[Written task]
Pull out each line of the records holding the string "from".

════

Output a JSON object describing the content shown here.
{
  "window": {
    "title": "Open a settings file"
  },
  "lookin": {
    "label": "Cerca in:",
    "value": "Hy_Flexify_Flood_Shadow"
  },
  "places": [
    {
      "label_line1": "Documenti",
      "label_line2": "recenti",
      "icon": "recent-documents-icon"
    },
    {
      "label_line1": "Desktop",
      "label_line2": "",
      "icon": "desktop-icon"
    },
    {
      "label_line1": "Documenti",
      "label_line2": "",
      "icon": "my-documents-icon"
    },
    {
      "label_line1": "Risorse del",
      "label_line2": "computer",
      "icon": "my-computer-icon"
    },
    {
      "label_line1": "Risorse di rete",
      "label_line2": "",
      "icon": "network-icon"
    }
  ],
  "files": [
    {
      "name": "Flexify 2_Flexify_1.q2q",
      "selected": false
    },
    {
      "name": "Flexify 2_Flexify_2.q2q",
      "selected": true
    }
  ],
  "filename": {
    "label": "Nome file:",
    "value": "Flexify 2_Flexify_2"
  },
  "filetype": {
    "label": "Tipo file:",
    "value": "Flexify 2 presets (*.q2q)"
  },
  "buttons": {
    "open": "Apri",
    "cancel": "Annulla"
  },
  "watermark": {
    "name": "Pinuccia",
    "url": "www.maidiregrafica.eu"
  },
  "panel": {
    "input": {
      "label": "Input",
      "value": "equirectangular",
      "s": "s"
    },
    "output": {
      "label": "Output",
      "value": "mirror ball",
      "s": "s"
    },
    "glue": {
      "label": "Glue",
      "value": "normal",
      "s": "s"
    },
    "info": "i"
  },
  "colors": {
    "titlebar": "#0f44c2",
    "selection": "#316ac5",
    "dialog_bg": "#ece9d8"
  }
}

════

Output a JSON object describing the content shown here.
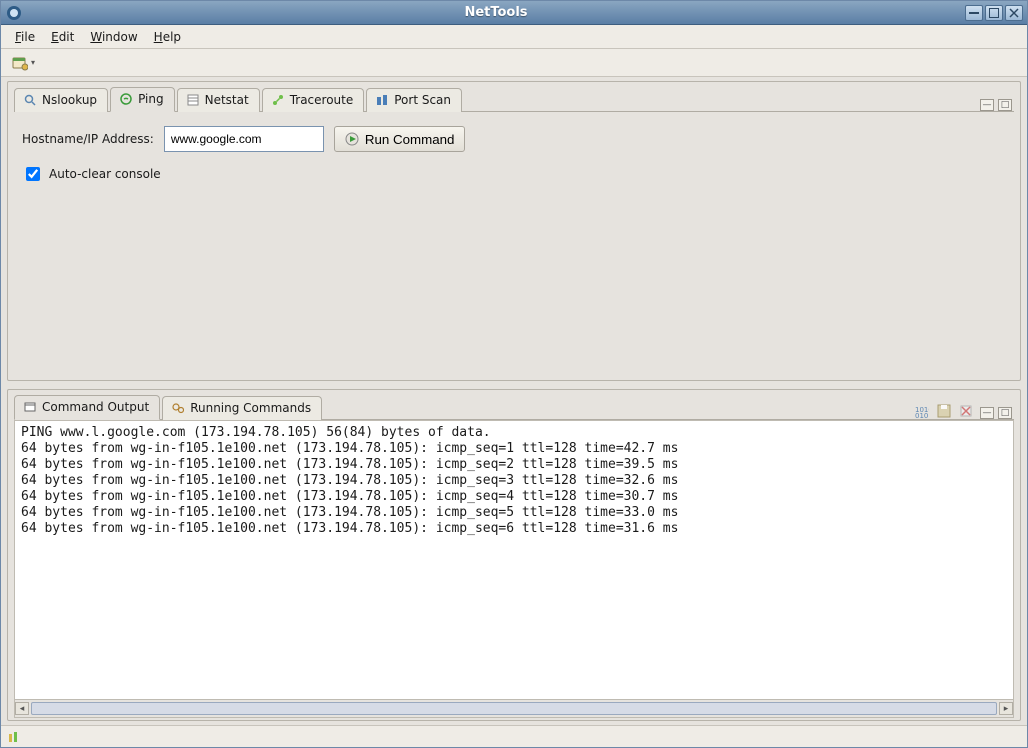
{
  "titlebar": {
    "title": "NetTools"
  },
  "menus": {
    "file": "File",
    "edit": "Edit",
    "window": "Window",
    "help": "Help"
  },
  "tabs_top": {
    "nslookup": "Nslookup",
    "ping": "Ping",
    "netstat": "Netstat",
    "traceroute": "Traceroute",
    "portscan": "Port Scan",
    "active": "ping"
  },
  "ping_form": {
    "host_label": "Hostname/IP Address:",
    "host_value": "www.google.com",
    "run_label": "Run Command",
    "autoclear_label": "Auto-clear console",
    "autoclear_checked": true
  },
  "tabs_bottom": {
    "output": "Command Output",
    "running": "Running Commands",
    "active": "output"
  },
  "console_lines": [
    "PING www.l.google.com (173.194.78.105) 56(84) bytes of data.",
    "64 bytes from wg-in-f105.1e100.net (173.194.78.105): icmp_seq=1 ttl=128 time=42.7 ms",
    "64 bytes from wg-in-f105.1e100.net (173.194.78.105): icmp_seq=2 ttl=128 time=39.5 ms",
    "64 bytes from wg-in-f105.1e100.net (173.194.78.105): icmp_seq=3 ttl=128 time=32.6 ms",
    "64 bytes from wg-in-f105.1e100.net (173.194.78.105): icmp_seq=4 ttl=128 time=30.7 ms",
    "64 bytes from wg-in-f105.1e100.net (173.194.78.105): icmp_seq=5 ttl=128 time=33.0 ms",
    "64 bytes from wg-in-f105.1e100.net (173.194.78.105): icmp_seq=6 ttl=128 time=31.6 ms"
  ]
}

════

[Solution to the exercise]
    "64 bytes from wg-in-f105.1e100.net (173.194.78.105): icmp_seq=1 ttl=128 time=42.7 ms",
    "64 bytes from wg-in-f105.1e100.net (173.194.78.105): icmp_seq=2 ttl=128 time=39.5 ms",
    "64 bytes from wg-in-f105.1e100.net (173.194.78.105): icmp_seq=3 ttl=128 time=32.6 ms",
    "64 bytes from wg-in-f105.1e100.net (173.194.78.105): icmp_seq=4 ttl=128 time=30.7 ms",
    "64 bytes from wg-in-f105.1e100.net (173.194.78.105): icmp_seq=5 ttl=128 time=33.0 ms",
    "64 bytes from wg-in-f105.1e100.net (173.194.78.105): icmp_seq=6 ttl=128 time=31.6 ms"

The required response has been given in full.